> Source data
* begin *
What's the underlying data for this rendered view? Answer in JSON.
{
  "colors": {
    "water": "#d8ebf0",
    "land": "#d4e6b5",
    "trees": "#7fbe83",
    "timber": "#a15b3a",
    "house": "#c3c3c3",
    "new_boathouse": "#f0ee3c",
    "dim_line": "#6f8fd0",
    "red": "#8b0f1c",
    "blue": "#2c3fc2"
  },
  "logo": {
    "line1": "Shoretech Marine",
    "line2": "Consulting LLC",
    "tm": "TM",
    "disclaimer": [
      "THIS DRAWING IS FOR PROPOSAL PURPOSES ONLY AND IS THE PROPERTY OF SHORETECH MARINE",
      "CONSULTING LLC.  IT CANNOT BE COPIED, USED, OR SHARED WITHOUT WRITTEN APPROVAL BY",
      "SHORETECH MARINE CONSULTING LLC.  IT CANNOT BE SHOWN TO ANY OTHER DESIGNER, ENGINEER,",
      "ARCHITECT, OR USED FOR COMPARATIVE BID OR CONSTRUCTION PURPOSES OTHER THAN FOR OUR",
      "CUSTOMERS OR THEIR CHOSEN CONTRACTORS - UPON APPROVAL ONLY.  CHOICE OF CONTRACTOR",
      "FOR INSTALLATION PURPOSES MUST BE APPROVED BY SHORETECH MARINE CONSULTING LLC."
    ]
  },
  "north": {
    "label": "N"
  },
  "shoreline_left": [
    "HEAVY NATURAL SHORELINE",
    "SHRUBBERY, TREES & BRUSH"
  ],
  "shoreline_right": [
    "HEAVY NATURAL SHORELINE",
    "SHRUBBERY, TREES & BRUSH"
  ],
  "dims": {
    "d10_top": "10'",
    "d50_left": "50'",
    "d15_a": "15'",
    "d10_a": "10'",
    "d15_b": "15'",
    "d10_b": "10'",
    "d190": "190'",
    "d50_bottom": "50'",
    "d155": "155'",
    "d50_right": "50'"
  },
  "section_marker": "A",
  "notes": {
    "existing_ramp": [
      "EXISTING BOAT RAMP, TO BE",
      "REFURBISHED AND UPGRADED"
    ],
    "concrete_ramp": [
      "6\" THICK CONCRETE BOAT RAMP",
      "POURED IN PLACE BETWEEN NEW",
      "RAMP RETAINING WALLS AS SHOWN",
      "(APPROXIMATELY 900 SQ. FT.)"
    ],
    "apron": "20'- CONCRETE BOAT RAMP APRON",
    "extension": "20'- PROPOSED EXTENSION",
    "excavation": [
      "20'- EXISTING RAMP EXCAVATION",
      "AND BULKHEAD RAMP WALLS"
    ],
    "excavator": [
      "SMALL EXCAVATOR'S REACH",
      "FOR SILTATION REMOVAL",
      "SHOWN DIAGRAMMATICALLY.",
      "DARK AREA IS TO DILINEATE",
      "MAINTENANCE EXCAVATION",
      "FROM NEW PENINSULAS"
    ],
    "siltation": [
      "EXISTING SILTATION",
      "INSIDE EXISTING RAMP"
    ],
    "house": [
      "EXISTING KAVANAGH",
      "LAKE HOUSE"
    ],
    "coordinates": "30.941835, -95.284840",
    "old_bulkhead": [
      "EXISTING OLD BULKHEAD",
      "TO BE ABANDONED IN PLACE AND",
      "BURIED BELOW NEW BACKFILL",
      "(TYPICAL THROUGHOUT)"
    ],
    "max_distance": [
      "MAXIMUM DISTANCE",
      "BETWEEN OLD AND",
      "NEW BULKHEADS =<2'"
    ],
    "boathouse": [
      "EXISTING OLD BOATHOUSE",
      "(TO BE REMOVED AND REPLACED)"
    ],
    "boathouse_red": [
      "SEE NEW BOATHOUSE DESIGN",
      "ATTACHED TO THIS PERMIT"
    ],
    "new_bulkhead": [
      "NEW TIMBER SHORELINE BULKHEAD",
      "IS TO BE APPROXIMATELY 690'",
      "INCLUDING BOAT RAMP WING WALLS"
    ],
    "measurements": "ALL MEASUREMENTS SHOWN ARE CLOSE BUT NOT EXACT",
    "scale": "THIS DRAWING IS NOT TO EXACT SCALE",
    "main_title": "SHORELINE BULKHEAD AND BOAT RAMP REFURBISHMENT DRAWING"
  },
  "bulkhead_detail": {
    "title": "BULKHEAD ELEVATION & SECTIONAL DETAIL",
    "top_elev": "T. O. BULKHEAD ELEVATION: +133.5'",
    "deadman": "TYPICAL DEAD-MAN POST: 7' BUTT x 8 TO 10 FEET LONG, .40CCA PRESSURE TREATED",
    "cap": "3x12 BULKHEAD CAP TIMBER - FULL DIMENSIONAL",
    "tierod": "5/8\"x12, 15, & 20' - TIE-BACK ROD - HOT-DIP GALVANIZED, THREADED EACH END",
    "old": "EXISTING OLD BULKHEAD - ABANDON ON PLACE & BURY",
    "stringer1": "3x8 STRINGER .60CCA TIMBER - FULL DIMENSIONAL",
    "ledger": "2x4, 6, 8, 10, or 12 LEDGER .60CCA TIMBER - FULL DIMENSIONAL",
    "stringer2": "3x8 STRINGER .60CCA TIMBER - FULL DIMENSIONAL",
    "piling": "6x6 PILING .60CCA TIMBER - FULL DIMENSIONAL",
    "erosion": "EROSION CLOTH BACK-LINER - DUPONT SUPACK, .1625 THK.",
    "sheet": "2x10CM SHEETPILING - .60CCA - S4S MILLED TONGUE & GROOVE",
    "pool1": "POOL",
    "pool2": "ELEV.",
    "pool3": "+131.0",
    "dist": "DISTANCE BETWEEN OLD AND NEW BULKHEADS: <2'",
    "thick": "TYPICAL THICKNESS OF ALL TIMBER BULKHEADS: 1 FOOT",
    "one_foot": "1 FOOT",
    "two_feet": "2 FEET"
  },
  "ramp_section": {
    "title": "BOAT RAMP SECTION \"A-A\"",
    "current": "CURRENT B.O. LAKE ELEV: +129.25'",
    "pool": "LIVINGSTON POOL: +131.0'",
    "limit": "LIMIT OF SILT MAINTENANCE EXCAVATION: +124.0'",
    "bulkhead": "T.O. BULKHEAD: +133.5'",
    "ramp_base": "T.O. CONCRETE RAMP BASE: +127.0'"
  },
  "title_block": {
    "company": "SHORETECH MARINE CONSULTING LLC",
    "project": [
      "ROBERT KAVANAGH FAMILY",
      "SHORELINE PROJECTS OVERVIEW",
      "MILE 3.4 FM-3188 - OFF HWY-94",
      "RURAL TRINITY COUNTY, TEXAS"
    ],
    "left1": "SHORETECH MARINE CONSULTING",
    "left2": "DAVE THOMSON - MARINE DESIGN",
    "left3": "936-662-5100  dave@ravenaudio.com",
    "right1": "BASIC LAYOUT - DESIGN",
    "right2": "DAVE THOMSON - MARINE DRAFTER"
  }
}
* end *
Reproduce the complete data exactly as presented above.

> SOLUTION TO THIS EXERCISE
What's the underlying data for this rendered view? Answer in JSON.
{
  "colors": {
    "water": "#d8ebf0",
    "land": "#d4e6b5",
    "trees": "#7fbe83",
    "timber": "#a15b3a",
    "house": "#c3c3c3",
    "new_boathouse": "#f0ee3c",
    "dim_line": "#6f8fd0",
    "red": "#8b0f1c",
    "blue": "#2c3fc2"
  },
  "logo": {
    "line1": "Shoretech Marine",
    "line2": "Consulting LLC",
    "tm": "TM",
    "disclaimer": [
      "THIS DRAWING IS FOR PROPOSAL PURPOSES ONLY AND IS THE PROPERTY OF SHORETECH MARINE",
      "CONSULTING LLC.  IT CANNOT BE COPIED, USED, OR SHARED WITHOUT WRITTEN APPROVAL BY",
      "SHORETECH MARINE CONSULTING LLC.  IT CANNOT BE SHOWN TO ANY OTHER DESIGNER, ENGINEER,",
      "ARCHITECT, OR USED FOR COMPARATIVE BID OR CONSTRUCTION PURPOSES OTHER THAN FOR OUR",
      "CUSTOMERS OR THEIR CHOSEN CONTRACTORS - UPON APPROVAL ONLY.  CHOICE OF CONTRACTOR",
      "FOR INSTALLATION PURPOSES MUST BE APPROVED BY SHORETECH MARINE CONSULTING LLC."
    ]
  },
  "north": {
    "label": "N"
  },
  "shoreline_left": [
    "HEAVY NATURAL SHORELINE",
    "SHRUBBERY, TREES & BRUSH"
  ],
  "shoreline_right": [
    "HEAVY NATURAL SHORELINE",
    "SHRUBBERY, TREES & BRUSH"
  ],
  "dims": {
    "d10_top": "10'",
    "d50_left": "50'",
    "d15_a": "15'",
    "d10_a": "10'",
    "d15_b": "15'",
    "d10_b": "10'",
    "d190": "190'",
    "d50_bottom": "50'",
    "d155": "155'",
    "d50_right": "50'"
  },
  "section_marker": "A",
  "notes": {
    "existing_ramp": [
      "EXISTING BOAT RAMP, TO BE",
      "REFURBISHED AND UPGRADED"
    ],
    "concrete_ramp": [
      "6\" THICK CONCRETE BOAT RAMP",
      "POURED IN PLACE BETWEEN NEW",
      "RAMP RETAINING WALLS AS SHOWN",
      "(APPROXIMATELY 900 SQ. FT.)"
    ],
    "apron": "20'- CONCRETE BOAT RAMP APRON",
    "extension": "20'- PROPOSED EXTENSION",
    "excavation": [
      "20'- EXISTING RAMP EXCAVATION",
      "AND BULKHEAD RAMP WALLS"
    ],
    "excavator": [
      "SMALL EXCAVATOR'S REACH",
      "FOR SILTATION REMOVAL",
      "SHOWN DIAGRAMMATICALLY.",
      "DARK AREA IS TO DILINEATE",
      "MAINTENANCE EXCAVATION",
      "FROM NEW PENINSULAS"
    ],
    "siltation": [
      "EXISTING SILTATION",
      "INSIDE EXISTING RAMP"
    ],
    "house": [
      "EXISTING KAVANAGH",
      "LAKE HOUSE"
    ],
    "coordinates": "30.941835, -95.284840",
    "old_bulkhead": [
      "EXISTING OLD BULKHEAD",
      "TO BE ABANDONED IN PLACE AND",
      "BURIED BELOW NEW BACKFILL",
      "(TYPICAL THROUGHOUT)"
    ],
    "max_distance": [
      "MAXIMUM DISTANCE",
      "BETWEEN OLD AND",
      "NEW BULKHEADS =<2'"
    ],
    "boathouse": [
      "EXISTING OLD BOATHOUSE",
      "(TO BE REMOVED AND REPLACED)"
    ],
    "boathouse_red": [
      "SEE NEW BOATHOUSE DESIGN",
      "ATTACHED TO THIS PERMIT"
    ],
    "new_bulkhead": [
      "NEW TIMBER SHORELINE BULKHEAD",
      "IS TO BE APPROXIMATELY 690'",
      "INCLUDING BOAT RAMP WING WALLS"
    ],
    "measurements": "ALL MEASUREMENTS SHOWN ARE CLOSE BUT NOT EXACT",
    "scale": "THIS DRAWING IS NOT TO EXACT SCALE",
    "main_title": "SHORELINE BULKHEAD AND BOAT RAMP REFURBISHMENT DRAWING"
  },
  "bulkhead_detail": {
    "title": "BULKHEAD ELEVATION & SECTIONAL DETAIL",
    "top_elev": "T. O. BULKHEAD ELEVATION: +133.5'",
    "deadman": "TYPICAL DEAD-MAN POST: 7' BUTT x 8 TO 10 FEET LONG, .40CCA PRESSURE TREATED",
    "cap": "3x12 BULKHEAD CAP TIMBER - FULL DIMENSIONAL",
    "tierod": "5/8\"x12, 15, & 20' - TIE-BACK ROD - HOT-DIP GALVANIZED, THREADED EACH END",
    "old": "EXISTING OLD BULKHEAD - ABANDON ON PLACE & BURY",
    "stringer1": "3x8 STRINGER .60CCA TIMBER - FULL DIMENSIONAL",
    "ledger": "2x4, 6, 8, 10, or 12 LEDGER .60CCA TIMBER - FULL DIMENSIONAL",
    "stringer2": "3x8 STRINGER .60CCA TIMBER - FULL DIMENSIONAL",
    "piling": "6x6 PILING .60CCA TIMBER - FULL DIMENSIONAL",
    "erosion": "EROSION CLOTH BACK-LINER - DUPONT SUPACK, .1625 THK.",
    "sheet": "2x10CM SHEETPILING - .60CCA - S4S MILLED TONGUE & GROOVE",
    "pool1": "POOL",
    "pool2": "ELEV.",
    "pool3": "+131.0",
    "dist": "DISTANCE BETWEEN OLD AND NEW BULKHEADS: <2'",
    "thick": "TYPICAL THICKNESS OF ALL TIMBER BULKHEADS: 1 FOOT",
    "one_foot": "1 FOOT",
    "two_feet": "2 FEET"
  },
  "ramp_section": {
    "title": "BOAT RAMP SECTION \"A-A\"",
    "current": "CURRENT B.O. LAKE ELEV: +129.25'",
    "pool": "LIVINGSTON POOL: +131.0'",
    "limit": "LIMIT OF SILT MAINTENANCE EXCAVATION: +124.0'",
    "bulkhead": "T.O. BULKHEAD: +133.5'",
    "ramp_base": "T.O. CONCRETE RAMP BASE: +127.0'"
  },
  "title_block": {
    "company": "SHORETECH MARINE CONSULTING LLC",
    "project": [
      "ROBERT KAVANAGH FAMILY",
      "SHORELINE PROJECTS OVERVIEW",
      "MILE 3.4 FM-3188 - OFF HWY-94",
      "RURAL TRINITY COUNTY, TEXAS"
    ],
    "left1": "SHORETECH MARINE CONSULTING",
    "left2": "DAVE THOMSON - MARINE DESIGN",
    "left3": "936-662-5100  dave@ravenaudio.com",
    "right1": "BASIC LAYOUT - DESIGN",
    "right2": "DAVE THOMSON - MARINE DRAFTER"
  }
}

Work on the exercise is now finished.